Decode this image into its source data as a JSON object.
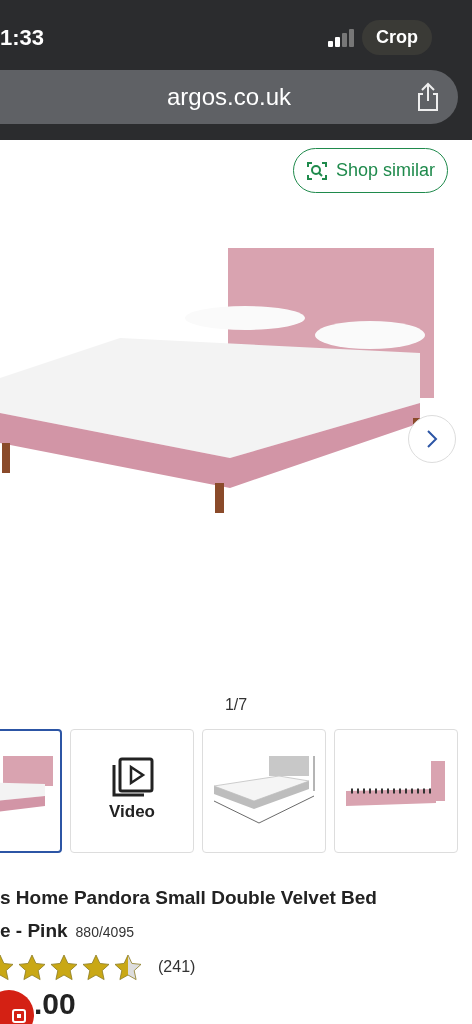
{
  "status_bar": {
    "time": "1:33",
    "crop_label": "Crop"
  },
  "address_bar": {
    "url": "argos.co.uk"
  },
  "shop_similar": {
    "label": "Shop similar"
  },
  "gallery": {
    "counter": "1/7",
    "thumbnails": [
      {
        "kind": "photo",
        "selected": true
      },
      {
        "kind": "video",
        "label": "Video",
        "selected": false
      },
      {
        "kind": "diagram",
        "selected": false
      },
      {
        "kind": "frame",
        "selected": false
      }
    ]
  },
  "product": {
    "title_line_1": "s Home Pandora Small Double Velvet Bed",
    "title_line_2": "e - Pink",
    "catalogue_number": "880/4095",
    "stars": 4.5,
    "review_count": "(241)",
    "price": ".00"
  }
}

◇ ◇ ◇ ◇ ◇ ◇ ◇

**Exercise directions**
Reproduce every line exactly and omit all pictures.

**Result for this task**
Decode this image into its source data as a JSON object.
{
  "status_bar": {
    "time": "1:33",
    "crop_label": "Crop"
  },
  "address_bar": {
    "url": "argos.co.uk"
  },
  "shop_similar": {
    "label": "Shop similar"
  },
  "gallery": {
    "counter": "1/7",
    "thumbnails": [
      {
        "kind": "photo",
        "selected": true
      },
      {
        "kind": "video",
        "label": "Video",
        "selected": false
      },
      {
        "kind": "diagram",
        "selected": false
      },
      {
        "kind": "frame",
        "selected": false
      }
    ]
  },
  "product": {
    "title_line_1": "s Home Pandora Small Double Velvet Bed",
    "title_line_2": "e - Pink",
    "catalogue_number": "880/4095",
    "stars": 4.5,
    "review_count": "(241)",
    "price": ".00"
  }
}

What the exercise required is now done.